====== Extracted records

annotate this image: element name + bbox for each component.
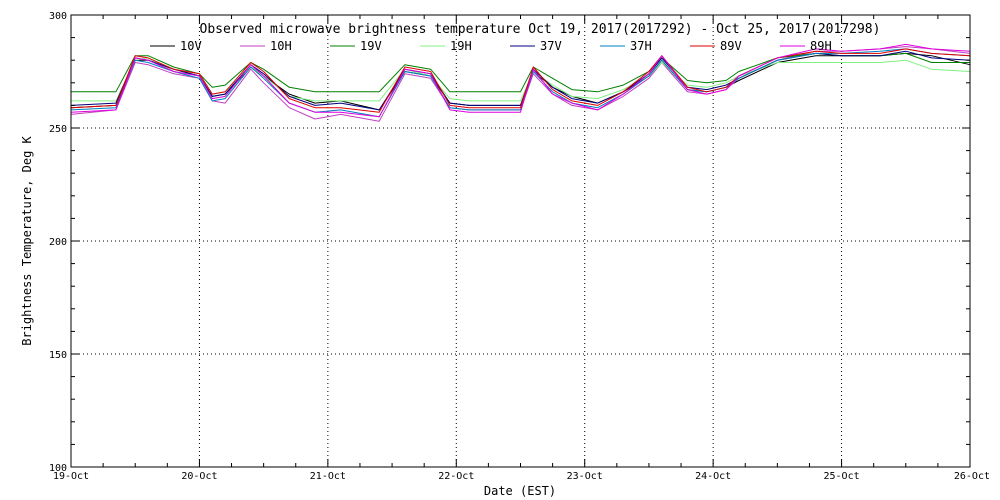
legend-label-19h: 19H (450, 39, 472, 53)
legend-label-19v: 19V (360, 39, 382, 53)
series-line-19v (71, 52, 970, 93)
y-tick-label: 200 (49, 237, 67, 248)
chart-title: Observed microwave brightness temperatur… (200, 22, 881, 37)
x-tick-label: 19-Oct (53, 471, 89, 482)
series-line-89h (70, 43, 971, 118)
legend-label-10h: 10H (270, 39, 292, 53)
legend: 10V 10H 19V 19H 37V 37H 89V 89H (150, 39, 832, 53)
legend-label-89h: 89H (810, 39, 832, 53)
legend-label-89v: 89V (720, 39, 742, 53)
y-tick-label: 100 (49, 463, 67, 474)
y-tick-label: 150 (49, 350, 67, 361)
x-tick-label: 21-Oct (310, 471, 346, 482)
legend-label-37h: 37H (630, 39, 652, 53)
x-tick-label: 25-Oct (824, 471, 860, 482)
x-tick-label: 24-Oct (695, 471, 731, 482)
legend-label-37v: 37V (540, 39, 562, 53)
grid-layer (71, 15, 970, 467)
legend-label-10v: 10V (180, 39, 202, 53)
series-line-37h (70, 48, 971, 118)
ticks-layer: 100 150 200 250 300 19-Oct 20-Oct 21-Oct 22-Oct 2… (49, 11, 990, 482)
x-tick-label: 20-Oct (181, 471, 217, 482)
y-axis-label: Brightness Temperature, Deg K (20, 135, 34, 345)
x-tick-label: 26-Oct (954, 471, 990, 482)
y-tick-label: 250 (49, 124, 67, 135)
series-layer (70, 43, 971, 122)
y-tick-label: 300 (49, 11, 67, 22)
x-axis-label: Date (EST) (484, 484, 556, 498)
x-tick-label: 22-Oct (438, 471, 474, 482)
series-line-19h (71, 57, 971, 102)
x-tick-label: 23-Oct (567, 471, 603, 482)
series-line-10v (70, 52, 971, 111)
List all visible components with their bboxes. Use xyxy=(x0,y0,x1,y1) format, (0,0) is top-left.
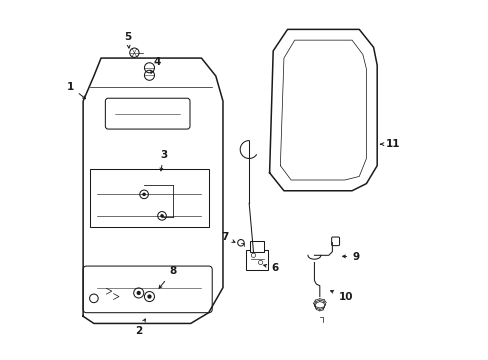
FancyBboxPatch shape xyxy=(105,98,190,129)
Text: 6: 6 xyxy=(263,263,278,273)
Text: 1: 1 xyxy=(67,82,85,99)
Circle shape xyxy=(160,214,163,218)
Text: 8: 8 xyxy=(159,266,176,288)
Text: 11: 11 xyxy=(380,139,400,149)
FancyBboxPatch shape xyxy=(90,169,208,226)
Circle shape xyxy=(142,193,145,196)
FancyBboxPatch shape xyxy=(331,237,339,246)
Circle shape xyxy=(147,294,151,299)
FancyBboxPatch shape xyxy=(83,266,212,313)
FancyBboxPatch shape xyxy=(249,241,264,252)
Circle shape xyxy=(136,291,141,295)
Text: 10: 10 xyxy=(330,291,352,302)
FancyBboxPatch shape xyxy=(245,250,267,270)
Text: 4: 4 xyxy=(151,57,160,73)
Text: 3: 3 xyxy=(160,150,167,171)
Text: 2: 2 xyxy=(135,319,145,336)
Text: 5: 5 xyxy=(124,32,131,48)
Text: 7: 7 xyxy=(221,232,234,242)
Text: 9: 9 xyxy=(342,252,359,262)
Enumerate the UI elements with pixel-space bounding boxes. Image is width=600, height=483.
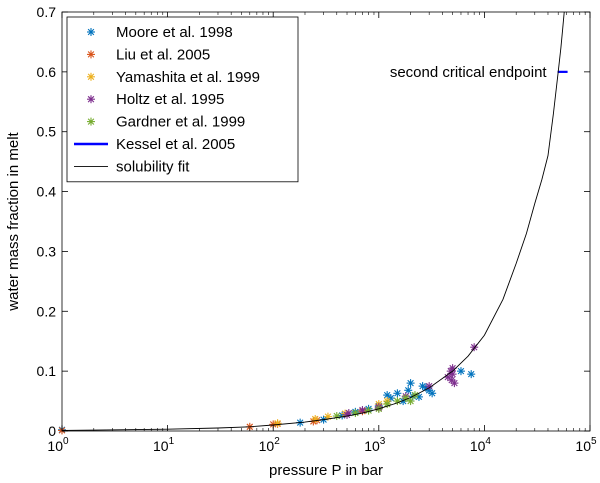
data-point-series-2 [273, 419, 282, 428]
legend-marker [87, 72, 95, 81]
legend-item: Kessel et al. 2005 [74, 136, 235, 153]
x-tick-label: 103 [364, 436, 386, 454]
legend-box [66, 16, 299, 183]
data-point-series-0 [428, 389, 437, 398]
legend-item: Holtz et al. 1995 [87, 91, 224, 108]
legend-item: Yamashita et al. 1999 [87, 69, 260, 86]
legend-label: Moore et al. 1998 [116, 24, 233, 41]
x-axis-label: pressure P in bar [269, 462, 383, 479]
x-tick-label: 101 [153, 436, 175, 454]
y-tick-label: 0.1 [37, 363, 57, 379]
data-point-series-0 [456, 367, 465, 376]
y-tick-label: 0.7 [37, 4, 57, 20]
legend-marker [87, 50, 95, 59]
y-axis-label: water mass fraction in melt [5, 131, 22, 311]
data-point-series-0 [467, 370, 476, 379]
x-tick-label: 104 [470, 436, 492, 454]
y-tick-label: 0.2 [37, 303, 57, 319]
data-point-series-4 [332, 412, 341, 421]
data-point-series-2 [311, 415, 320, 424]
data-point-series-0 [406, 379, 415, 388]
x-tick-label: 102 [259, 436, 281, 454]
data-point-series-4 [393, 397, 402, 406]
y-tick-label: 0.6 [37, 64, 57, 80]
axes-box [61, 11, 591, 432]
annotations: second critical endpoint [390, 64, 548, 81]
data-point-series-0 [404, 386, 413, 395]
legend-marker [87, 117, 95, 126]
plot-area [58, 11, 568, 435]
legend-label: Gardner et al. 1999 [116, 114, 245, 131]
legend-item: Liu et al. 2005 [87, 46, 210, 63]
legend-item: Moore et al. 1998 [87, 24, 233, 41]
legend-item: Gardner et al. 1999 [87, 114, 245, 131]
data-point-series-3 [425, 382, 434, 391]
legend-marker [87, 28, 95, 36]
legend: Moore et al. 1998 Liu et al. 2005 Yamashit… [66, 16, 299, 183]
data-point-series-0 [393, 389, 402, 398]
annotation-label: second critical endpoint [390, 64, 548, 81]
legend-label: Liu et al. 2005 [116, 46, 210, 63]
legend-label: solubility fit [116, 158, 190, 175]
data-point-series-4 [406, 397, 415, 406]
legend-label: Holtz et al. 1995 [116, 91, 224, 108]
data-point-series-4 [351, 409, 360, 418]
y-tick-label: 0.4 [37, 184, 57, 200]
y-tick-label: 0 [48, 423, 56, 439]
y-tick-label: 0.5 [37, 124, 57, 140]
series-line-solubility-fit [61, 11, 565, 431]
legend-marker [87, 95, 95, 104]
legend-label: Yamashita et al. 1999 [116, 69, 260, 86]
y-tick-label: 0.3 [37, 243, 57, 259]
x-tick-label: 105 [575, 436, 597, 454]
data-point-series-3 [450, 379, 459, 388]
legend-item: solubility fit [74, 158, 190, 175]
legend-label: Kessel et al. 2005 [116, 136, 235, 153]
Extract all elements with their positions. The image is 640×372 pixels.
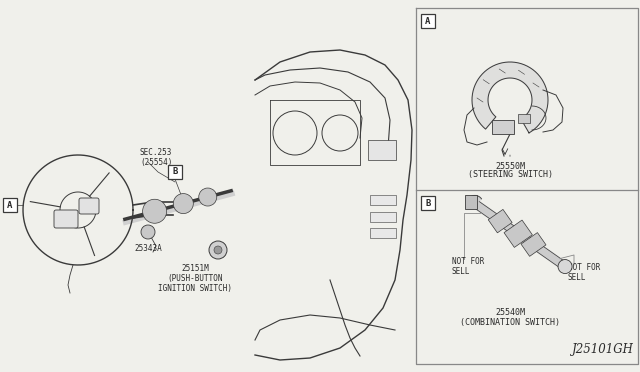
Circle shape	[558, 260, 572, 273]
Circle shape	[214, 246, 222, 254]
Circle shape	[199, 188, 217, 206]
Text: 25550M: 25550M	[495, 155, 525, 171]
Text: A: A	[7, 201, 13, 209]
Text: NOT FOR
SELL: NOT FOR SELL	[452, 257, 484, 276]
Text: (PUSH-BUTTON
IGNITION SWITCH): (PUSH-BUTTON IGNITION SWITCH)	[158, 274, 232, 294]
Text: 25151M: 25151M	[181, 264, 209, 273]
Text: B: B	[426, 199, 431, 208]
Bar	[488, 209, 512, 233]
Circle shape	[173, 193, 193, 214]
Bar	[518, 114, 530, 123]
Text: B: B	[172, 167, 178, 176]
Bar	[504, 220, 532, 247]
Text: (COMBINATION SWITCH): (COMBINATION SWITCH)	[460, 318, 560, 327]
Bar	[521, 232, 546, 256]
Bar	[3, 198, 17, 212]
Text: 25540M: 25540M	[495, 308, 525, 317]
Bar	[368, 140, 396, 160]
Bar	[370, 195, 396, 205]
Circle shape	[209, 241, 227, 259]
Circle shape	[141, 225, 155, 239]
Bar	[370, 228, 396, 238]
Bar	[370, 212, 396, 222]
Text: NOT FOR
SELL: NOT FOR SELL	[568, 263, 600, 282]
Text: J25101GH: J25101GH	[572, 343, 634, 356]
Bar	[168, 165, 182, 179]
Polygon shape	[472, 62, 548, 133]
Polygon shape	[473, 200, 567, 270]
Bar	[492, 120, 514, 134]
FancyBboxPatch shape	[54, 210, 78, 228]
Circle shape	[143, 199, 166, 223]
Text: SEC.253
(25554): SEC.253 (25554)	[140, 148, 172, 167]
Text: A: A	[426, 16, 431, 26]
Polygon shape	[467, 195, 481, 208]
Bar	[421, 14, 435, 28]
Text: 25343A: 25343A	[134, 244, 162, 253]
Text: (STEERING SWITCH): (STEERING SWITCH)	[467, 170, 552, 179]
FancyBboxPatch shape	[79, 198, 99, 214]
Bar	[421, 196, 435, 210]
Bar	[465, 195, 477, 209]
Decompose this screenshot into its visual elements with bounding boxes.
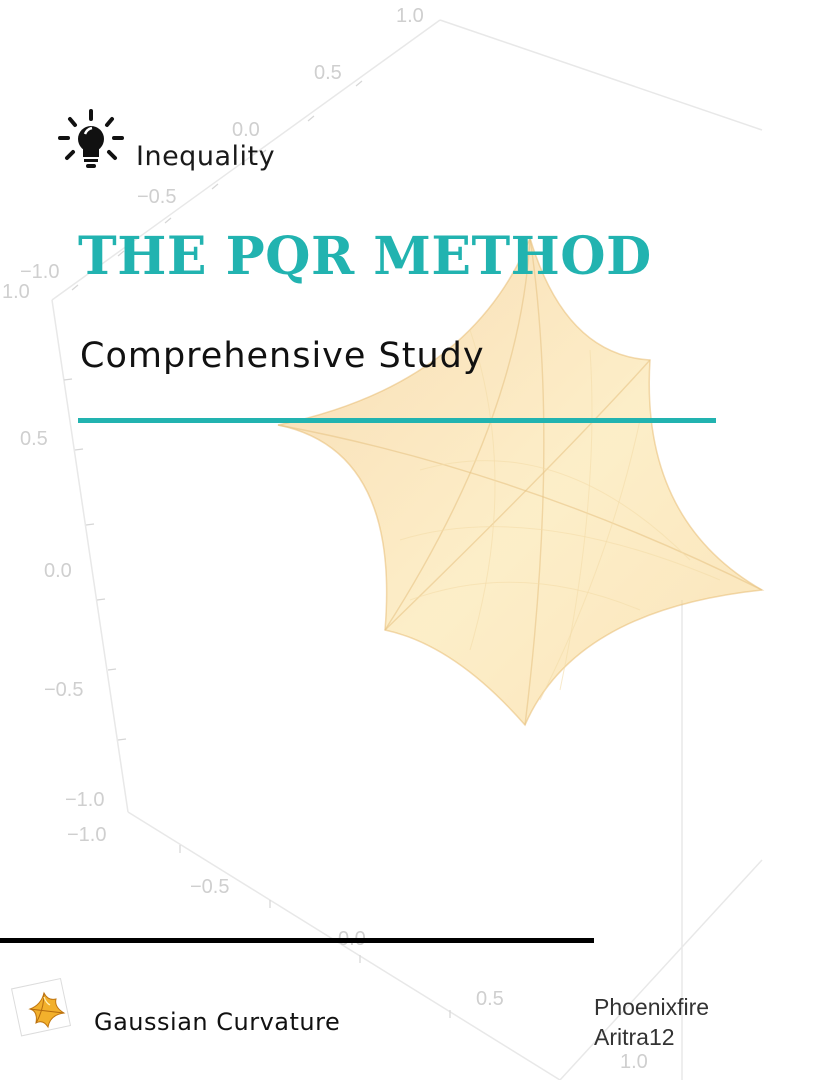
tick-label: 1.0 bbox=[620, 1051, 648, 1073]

============

= Required task =
How many lines in the rows above contain the word "endpoint"? Reply with the number only.

= Exercise response =
2